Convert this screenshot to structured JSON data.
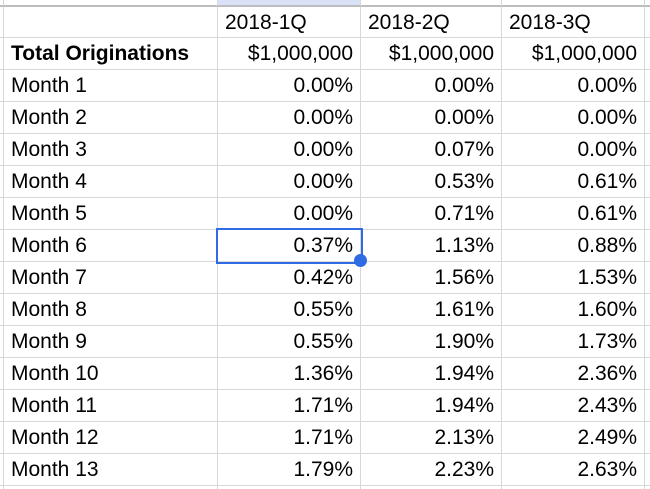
{
  "table": {
    "columns": [
      "2018-1Q",
      "2018-2Q",
      "2018-3Q"
    ],
    "total_row": {
      "label": "Total Originations",
      "values": [
        "$1,000,000",
        "$1,000,000",
        "$1,000,000"
      ]
    },
    "rows": [
      {
        "label": "Month 1",
        "values": [
          "0.00%",
          "0.00%",
          "0.00%"
        ]
      },
      {
        "label": "Month 2",
        "values": [
          "0.00%",
          "0.00%",
          "0.00%"
        ]
      },
      {
        "label": "Month 3",
        "values": [
          "0.00%",
          "0.07%",
          "0.00%"
        ]
      },
      {
        "label": "Month 4",
        "values": [
          "0.00%",
          "0.53%",
          "0.61%"
        ]
      },
      {
        "label": "Month 5",
        "values": [
          "0.00%",
          "0.71%",
          "0.61%"
        ]
      },
      {
        "label": "Month 6",
        "values": [
          "0.37%",
          "1.13%",
          "0.88%"
        ]
      },
      {
        "label": "Month 7",
        "values": [
          "0.42%",
          "1.56%",
          "1.53%"
        ]
      },
      {
        "label": "Month 8",
        "values": [
          "0.55%",
          "1.61%",
          "1.60%"
        ]
      },
      {
        "label": "Month 9",
        "values": [
          "0.55%",
          "1.90%",
          "1.73%"
        ]
      },
      {
        "label": "Month 10",
        "values": [
          "1.36%",
          "1.94%",
          "2.36%"
        ]
      },
      {
        "label": "Month 11",
        "values": [
          "1.71%",
          "1.94%",
          "2.43%"
        ]
      },
      {
        "label": "Month 12",
        "values": [
          "1.71%",
          "2.13%",
          "2.49%"
        ]
      },
      {
        "label": "Month 13",
        "values": [
          "1.79%",
          "2.23%",
          "2.63%"
        ]
      }
    ],
    "selection": {
      "row_label": "Month 6",
      "column": "2018-1Q",
      "value": "0.37%"
    },
    "colors": {
      "selection_blue": "#2f6be3",
      "column_highlight_blue": "#d9e2f6",
      "gridline_gray": "#d8d8d8",
      "header_divider_gray": "#bdbdbd",
      "text": "#000000"
    }
  }
}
________________________________________
## STATED GOAL:
The material above must be printed exactly, with its pictures left out.

## SOLUTION TO THE EXERCISE:
Convert this screenshot to structured JSON data.
{
  "table": {
    "columns": [
      "2018-1Q",
      "2018-2Q",
      "2018-3Q"
    ],
    "total_row": {
      "label": "Total Originations",
      "values": [
        "$1,000,000",
        "$1,000,000",
        "$1,000,000"
      ]
    },
    "rows": [
      {
        "label": "Month 1",
        "values": [
          "0.00%",
          "0.00%",
          "0.00%"
        ]
      },
      {
        "label": "Month 2",
        "values": [
          "0.00%",
          "0.00%",
          "0.00%"
        ]
      },
      {
        "label": "Month 3",
        "values": [
          "0.00%",
          "0.07%",
          "0.00%"
        ]
      },
      {
        "label": "Month 4",
        "values": [
          "0.00%",
          "0.53%",
          "0.61%"
        ]
      },
      {
        "label": "Month 5",
        "values": [
          "0.00%",
          "0.71%",
          "0.61%"
        ]
      },
      {
        "label": "Month 6",
        "values": [
          "0.37%",
          "1.13%",
          "0.88%"
        ]
      },
      {
        "label": "Month 7",
        "values": [
          "0.42%",
          "1.56%",
          "1.53%"
        ]
      },
      {
        "label": "Month 8",
        "values": [
          "0.55%",
          "1.61%",
          "1.60%"
        ]
      },
      {
        "label": "Month 9",
        "values": [
          "0.55%",
          "1.90%",
          "1.73%"
        ]
      },
      {
        "label": "Month 10",
        "values": [
          "1.36%",
          "1.94%",
          "2.36%"
        ]
      },
      {
        "label": "Month 11",
        "values": [
          "1.71%",
          "1.94%",
          "2.43%"
        ]
      },
      {
        "label": "Month 12",
        "values": [
          "1.71%",
          "2.13%",
          "2.49%"
        ]
      },
      {
        "label": "Month 13",
        "values": [
          "1.79%",
          "2.23%",
          "2.63%"
        ]
      }
    ],
    "selection": {
      "row_label": "Month 6",
      "column": "2018-1Q",
      "value": "0.37%"
    },
    "colors": {
      "selection_blue": "#2f6be3",
      "column_highlight_blue": "#d9e2f6",
      "gridline_gray": "#d8d8d8",
      "header_divider_gray": "#bdbdbd",
      "text": "#000000"
    }
  }
}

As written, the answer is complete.